**Dataset rows**
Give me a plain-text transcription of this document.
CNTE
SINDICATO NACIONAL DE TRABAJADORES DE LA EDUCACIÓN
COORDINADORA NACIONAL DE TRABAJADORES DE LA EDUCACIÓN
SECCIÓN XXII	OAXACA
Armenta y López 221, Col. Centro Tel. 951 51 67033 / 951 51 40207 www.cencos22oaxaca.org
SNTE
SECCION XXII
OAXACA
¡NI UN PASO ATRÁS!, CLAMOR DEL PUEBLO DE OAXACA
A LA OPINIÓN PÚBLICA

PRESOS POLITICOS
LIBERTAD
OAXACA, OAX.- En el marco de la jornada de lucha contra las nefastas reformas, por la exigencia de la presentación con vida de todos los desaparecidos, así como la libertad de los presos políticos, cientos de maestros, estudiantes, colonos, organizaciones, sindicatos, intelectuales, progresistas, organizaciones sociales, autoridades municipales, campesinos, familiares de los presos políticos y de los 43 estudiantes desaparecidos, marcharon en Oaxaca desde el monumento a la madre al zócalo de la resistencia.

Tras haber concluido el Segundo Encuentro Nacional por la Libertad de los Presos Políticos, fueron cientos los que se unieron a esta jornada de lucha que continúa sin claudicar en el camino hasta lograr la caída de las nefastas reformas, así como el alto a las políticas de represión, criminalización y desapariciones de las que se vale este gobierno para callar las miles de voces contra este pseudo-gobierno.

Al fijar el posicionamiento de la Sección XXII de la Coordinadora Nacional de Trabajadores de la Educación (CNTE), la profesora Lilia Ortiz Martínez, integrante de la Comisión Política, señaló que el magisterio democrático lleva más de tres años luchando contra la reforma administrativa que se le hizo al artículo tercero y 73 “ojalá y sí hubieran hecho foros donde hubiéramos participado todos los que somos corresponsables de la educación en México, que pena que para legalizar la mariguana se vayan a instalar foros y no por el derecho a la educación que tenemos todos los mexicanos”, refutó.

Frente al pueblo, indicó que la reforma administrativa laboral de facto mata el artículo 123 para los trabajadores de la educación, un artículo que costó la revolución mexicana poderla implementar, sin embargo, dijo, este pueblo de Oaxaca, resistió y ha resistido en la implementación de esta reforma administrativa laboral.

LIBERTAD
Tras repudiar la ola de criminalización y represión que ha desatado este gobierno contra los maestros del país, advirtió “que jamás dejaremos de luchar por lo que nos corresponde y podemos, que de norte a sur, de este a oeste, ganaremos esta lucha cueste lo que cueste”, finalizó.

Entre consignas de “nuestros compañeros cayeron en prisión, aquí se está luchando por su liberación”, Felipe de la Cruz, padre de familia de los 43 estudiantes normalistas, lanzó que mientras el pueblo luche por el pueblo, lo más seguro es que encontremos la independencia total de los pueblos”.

**CHALLENGE**
Only the count is wanted: report how many lines of the material above hold the word "XXII".

**SOLUTION FOR THIS PROBLEM**
3